The task >>
Lines holding the string "terre" are the ones to copy; find them all in the data.

Data entries >>
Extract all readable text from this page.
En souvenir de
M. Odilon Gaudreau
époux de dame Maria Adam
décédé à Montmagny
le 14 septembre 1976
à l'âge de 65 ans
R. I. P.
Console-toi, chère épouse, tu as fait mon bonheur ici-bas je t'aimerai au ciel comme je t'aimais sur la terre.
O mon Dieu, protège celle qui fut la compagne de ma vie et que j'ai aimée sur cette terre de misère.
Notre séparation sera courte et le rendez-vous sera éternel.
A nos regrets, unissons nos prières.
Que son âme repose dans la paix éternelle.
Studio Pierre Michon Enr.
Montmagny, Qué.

Response to the task >>
Console-toi, chère épouse, tu as fait mon bonheur ici-bas je t'aimerai au ciel comme je t'aimais sur la terre.
O mon Dieu, protège celle qui fut la compagne de ma vie et que j'ai aimée sur cette terre de misère.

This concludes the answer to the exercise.